- _Records to use_
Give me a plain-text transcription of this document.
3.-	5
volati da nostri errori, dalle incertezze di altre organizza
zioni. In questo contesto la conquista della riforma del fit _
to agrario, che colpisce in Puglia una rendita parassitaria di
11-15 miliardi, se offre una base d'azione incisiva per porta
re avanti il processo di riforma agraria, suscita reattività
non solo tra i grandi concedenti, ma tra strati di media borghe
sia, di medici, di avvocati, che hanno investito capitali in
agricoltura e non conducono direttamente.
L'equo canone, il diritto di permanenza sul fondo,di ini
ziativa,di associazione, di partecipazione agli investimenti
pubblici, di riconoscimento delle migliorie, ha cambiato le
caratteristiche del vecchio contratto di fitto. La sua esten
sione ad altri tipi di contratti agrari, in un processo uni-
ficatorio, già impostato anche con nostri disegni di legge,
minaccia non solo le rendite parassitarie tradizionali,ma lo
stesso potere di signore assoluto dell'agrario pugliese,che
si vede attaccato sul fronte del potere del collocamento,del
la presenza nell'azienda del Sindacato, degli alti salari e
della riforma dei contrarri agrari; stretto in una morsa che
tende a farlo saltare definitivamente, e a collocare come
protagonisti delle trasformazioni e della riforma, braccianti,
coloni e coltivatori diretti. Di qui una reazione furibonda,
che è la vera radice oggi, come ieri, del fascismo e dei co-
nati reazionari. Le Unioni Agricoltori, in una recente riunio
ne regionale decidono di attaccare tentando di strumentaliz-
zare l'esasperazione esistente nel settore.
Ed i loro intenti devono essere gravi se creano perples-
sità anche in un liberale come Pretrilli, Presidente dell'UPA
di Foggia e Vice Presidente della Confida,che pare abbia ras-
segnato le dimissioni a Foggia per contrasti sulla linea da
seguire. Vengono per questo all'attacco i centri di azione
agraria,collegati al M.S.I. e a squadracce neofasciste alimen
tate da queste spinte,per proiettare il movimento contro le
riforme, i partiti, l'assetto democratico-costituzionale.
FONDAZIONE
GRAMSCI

- _Exercise aim_
Pick out each line containing "agrario" and report it.

- _Reply to the exercise_
to agrario, che colpisce in Puglia una rendita parassitaria di
stesso potere di signore assoluto dell'agrario pugliese,che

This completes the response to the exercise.